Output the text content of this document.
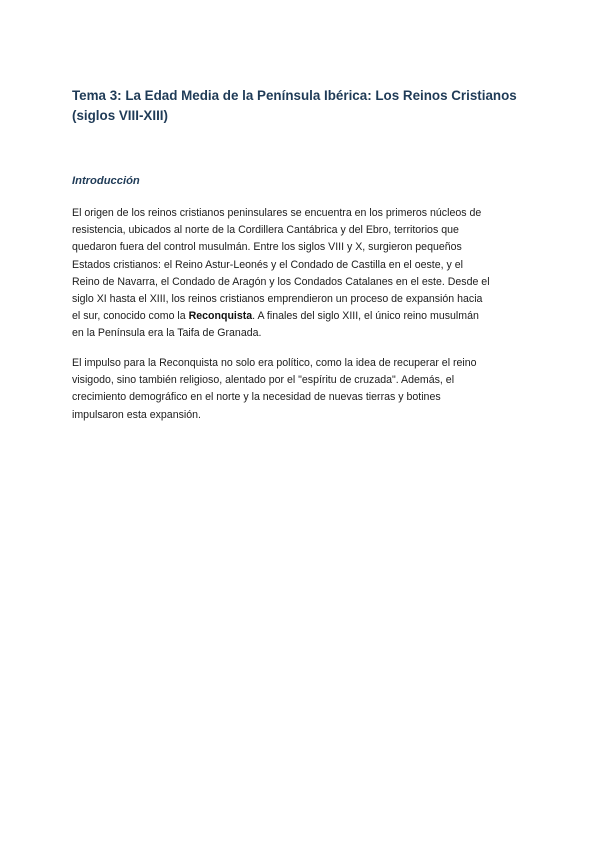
Tema 3: La Edad Media de la Península Ibérica: Los Reinos Cristianos
(siglos VIII-XIII)
Introducción

El origen de los reinos cristianos peninsulares se encuentra en los primeros núcleos de
resistencia, ubicados al norte de la Cordillera Cantábrica y del Ebro, territorios que
quedaron fuera del control musulmán. Entre los siglos VIII y X, surgieron pequeños
Estados cristianos: el Reino Astur-Leonés y el Condado de Castilla en el oeste, y el
Reino de Navarra, el Condado de Aragón y los Condados Catalanes en el este. Desde el
siglo XI hasta el XIII, los reinos cristianos emprendieron un proceso de expansión hacia
el sur, conocido como la Reconquista. A finales del siglo XIII, el único reino musulmán
en la Península era la Taifa de Granada.

El impulso para la Reconquista no solo era político, como la idea de recuperar el reino
visigodo, sino también religioso, alentado por el "espíritu de cruzada". Además, el
crecimiento demográfico en el norte y la necesidad de nuevas tierras y botines
impulsaron esta expansión.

EXERCISE REQUIREMENTS
Look through the data above. Copy every line with the string "musulmán" in it.

EXERCISE RESULT
quedaron fuera del control musulmán. Entre los siglos VIII y X, surgieron pequeños
el sur, conocido como la Reconquista. A finales del siglo XIII, el único reino musulmán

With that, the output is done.